──────── Material for this task ────────
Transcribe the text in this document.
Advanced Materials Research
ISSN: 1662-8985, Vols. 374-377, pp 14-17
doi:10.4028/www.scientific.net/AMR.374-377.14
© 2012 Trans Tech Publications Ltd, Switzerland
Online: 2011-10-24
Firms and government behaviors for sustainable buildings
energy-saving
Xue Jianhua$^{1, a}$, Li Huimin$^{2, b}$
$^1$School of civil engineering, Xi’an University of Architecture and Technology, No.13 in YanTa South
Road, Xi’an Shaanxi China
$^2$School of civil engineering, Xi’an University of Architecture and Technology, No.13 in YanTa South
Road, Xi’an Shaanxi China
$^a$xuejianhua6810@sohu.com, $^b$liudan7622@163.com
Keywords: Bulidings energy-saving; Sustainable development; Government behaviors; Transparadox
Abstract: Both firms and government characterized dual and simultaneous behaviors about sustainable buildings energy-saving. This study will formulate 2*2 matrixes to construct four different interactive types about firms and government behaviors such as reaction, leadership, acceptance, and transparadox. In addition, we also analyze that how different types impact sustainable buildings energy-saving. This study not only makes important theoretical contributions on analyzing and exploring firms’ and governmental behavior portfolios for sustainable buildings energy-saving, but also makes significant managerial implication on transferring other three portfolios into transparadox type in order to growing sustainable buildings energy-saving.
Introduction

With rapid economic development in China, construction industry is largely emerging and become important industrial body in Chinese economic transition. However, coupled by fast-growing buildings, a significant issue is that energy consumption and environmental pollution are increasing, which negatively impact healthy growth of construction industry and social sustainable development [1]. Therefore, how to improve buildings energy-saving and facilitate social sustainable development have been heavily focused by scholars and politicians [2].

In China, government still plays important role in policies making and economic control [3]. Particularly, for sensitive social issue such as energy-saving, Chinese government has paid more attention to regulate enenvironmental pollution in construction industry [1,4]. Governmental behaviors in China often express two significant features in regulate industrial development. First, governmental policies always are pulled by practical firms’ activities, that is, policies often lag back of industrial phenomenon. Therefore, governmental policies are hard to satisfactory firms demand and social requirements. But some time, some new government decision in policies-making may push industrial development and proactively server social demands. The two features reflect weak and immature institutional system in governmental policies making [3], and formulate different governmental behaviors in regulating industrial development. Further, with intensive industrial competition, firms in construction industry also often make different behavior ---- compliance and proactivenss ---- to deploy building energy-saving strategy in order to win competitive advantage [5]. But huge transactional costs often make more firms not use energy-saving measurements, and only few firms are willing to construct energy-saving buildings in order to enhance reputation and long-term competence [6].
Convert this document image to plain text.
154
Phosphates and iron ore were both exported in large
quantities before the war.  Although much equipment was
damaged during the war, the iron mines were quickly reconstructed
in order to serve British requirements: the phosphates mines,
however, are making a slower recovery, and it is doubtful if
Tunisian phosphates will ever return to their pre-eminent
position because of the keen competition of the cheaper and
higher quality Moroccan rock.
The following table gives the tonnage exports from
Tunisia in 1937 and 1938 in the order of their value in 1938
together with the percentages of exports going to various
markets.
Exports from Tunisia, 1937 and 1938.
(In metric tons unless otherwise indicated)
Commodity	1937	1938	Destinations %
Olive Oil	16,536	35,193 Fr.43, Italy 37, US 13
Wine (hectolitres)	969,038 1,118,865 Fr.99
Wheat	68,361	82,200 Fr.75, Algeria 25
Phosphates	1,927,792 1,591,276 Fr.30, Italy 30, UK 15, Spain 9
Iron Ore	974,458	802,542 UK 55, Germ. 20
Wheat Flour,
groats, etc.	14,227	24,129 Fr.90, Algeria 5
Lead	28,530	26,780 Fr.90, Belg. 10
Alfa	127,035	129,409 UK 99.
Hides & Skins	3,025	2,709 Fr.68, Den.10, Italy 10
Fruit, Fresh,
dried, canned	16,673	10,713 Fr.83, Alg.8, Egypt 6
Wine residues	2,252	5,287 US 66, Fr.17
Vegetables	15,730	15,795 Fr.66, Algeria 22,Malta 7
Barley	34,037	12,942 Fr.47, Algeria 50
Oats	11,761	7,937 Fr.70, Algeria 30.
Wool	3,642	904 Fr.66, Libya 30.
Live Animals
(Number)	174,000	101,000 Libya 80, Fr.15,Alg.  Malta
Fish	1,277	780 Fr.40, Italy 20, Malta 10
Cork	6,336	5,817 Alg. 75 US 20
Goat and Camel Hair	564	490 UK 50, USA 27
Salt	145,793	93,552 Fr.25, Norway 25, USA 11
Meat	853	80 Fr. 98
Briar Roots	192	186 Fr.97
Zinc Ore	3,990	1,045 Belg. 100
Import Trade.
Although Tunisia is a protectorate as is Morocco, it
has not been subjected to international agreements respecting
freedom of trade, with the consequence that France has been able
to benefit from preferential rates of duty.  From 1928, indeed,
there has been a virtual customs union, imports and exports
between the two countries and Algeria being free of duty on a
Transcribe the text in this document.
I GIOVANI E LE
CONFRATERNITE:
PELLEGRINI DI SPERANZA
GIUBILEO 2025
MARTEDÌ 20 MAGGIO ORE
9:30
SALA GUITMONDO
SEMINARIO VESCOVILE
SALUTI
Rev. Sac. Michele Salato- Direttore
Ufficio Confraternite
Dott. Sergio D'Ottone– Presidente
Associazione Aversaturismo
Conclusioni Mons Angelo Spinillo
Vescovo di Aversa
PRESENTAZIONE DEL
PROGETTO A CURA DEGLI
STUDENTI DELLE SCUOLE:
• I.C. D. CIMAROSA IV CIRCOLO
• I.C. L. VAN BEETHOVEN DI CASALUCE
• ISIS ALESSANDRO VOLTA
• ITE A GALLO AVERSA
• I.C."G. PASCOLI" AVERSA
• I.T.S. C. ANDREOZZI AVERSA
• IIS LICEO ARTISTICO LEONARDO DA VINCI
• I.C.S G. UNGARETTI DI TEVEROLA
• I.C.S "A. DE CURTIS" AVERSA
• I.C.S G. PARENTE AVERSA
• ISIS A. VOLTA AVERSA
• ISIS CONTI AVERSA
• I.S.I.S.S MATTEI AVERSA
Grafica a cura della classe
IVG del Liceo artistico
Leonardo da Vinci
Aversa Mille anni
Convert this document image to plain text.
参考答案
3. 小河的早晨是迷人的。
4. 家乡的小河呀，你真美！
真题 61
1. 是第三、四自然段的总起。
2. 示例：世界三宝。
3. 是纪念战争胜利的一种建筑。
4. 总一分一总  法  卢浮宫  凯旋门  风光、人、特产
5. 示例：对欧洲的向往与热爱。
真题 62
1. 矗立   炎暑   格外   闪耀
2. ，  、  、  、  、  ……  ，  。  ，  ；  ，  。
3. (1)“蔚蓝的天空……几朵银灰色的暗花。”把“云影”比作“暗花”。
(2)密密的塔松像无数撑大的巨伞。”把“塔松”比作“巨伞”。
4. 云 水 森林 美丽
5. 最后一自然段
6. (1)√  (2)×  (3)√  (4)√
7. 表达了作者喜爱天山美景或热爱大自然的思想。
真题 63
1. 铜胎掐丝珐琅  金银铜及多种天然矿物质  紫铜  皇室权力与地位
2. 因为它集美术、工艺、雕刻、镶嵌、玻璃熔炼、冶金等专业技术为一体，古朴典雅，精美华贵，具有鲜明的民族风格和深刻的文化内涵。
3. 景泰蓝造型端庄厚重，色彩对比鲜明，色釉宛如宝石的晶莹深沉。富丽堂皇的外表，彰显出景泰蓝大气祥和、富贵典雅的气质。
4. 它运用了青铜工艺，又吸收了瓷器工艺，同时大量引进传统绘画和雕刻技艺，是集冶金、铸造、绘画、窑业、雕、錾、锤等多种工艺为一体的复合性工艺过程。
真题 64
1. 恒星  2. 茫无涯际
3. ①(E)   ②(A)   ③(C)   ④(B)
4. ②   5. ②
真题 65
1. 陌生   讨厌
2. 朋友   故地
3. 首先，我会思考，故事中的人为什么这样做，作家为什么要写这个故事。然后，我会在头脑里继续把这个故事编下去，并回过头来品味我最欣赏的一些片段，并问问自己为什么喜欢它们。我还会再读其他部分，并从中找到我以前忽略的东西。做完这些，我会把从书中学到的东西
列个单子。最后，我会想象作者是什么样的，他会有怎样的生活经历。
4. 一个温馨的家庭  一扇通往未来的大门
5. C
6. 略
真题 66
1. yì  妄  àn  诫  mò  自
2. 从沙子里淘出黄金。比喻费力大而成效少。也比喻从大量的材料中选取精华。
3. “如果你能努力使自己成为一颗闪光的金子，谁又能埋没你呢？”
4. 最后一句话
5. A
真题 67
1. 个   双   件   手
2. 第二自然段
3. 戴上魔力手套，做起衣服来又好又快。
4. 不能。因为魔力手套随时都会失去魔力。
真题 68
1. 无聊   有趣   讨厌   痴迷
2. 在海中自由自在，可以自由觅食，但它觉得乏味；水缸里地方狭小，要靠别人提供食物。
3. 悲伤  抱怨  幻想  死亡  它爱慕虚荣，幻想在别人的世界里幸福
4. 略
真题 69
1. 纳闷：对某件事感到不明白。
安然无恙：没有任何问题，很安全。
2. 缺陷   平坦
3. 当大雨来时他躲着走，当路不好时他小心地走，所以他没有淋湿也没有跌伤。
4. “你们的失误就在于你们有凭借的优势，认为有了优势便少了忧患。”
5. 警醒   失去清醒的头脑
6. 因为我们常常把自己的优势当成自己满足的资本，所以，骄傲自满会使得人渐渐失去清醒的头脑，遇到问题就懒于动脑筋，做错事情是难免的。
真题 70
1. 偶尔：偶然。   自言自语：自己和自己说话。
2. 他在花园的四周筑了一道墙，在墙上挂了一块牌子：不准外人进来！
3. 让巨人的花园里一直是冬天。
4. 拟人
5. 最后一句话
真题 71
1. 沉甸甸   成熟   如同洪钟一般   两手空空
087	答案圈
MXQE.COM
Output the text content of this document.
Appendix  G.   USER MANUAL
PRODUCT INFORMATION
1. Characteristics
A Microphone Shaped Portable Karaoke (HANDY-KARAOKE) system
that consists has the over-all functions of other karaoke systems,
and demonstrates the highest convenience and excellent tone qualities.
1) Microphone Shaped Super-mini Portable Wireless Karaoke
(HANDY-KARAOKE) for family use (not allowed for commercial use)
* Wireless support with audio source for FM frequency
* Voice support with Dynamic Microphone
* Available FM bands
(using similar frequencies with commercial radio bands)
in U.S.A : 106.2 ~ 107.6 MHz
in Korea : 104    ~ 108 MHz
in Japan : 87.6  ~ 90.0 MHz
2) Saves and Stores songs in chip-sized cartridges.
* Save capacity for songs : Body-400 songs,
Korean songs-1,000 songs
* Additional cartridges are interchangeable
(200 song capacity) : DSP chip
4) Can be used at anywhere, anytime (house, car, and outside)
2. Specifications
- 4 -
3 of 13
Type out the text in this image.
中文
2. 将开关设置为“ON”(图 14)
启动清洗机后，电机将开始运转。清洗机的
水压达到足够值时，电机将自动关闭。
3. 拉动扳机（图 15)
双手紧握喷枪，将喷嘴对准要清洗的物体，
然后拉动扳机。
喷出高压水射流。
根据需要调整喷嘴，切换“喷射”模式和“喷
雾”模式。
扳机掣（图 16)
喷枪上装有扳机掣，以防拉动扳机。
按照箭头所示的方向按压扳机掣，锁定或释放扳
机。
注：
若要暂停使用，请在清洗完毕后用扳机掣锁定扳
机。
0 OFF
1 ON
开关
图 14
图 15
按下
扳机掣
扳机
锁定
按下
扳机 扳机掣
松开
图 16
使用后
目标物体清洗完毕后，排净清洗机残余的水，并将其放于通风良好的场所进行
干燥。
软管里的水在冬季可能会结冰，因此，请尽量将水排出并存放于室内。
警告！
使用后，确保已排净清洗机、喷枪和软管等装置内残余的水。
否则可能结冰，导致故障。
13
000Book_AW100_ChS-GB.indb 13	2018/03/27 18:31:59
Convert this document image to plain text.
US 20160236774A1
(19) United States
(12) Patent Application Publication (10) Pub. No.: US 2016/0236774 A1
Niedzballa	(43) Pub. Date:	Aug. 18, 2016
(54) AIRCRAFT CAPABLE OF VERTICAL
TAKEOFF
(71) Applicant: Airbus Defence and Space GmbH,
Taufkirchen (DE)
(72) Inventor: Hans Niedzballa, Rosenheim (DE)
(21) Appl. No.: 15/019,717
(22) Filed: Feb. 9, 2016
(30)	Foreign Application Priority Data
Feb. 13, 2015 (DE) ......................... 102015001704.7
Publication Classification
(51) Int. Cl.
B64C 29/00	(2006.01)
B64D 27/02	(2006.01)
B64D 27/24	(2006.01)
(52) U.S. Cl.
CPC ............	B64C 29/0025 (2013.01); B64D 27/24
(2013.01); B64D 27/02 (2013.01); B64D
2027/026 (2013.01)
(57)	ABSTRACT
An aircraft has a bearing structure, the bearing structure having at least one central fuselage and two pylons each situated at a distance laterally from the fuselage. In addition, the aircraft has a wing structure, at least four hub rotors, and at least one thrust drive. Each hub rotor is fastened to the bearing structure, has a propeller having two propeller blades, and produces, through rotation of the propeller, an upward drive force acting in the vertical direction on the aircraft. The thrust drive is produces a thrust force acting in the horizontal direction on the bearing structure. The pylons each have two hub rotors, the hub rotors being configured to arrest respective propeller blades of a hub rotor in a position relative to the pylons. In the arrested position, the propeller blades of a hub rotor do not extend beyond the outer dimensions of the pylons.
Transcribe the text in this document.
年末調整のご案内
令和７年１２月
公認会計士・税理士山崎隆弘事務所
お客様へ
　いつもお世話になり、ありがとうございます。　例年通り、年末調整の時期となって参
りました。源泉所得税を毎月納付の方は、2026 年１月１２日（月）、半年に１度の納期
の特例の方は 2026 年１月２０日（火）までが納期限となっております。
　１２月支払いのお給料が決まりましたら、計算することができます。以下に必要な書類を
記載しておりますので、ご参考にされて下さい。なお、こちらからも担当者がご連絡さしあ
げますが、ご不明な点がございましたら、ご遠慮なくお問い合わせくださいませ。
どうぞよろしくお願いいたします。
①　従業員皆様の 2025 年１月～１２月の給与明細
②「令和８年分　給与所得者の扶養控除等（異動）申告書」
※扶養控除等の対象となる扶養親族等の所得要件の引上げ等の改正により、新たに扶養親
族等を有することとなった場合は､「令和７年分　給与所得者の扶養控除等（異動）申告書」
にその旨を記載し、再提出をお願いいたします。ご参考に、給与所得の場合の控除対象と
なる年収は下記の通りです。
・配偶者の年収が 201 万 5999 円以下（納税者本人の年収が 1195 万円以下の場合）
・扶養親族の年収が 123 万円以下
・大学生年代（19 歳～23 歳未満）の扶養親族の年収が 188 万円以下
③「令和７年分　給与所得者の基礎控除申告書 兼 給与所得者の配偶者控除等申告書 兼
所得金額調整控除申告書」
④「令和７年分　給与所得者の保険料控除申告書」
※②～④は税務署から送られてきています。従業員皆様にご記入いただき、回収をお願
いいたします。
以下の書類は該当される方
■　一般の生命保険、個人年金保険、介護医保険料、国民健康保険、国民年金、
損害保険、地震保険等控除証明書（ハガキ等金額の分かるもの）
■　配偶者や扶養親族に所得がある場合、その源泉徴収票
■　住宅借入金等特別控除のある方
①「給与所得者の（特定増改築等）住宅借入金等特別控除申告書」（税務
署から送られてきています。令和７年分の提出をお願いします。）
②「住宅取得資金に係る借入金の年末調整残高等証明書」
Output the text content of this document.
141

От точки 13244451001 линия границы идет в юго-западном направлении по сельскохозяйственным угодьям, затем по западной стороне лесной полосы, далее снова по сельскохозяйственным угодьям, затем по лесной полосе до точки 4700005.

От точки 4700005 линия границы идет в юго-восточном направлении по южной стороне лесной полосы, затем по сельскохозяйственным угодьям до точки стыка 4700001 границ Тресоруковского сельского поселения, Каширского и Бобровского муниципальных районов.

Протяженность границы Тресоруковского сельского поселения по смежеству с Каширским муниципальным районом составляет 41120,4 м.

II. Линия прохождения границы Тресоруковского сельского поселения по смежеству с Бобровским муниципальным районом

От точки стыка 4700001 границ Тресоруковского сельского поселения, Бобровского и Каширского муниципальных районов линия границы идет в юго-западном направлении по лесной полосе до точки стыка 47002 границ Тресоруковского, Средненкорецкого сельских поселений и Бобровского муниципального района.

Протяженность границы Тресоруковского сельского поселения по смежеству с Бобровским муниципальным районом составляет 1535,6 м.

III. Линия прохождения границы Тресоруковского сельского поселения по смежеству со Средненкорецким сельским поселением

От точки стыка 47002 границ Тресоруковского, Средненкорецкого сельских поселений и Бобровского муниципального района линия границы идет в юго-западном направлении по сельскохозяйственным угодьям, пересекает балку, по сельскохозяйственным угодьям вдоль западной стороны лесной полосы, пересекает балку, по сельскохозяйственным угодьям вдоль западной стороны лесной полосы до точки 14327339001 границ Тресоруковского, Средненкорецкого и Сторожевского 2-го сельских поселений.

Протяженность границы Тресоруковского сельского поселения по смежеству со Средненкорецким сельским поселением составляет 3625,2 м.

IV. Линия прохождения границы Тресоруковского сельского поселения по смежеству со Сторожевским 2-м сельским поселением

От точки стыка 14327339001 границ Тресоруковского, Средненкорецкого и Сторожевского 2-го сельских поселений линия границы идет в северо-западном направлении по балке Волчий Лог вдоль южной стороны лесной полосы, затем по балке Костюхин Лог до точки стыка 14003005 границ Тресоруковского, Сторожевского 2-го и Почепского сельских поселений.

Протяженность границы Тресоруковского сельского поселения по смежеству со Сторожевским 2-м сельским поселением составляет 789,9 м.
────────
• [What is required] Copy all lines from the material that include "Wheat".

• [Output]
Wheat	68,361	82,200 Fr.75, Algeria 25
Wheat Flour,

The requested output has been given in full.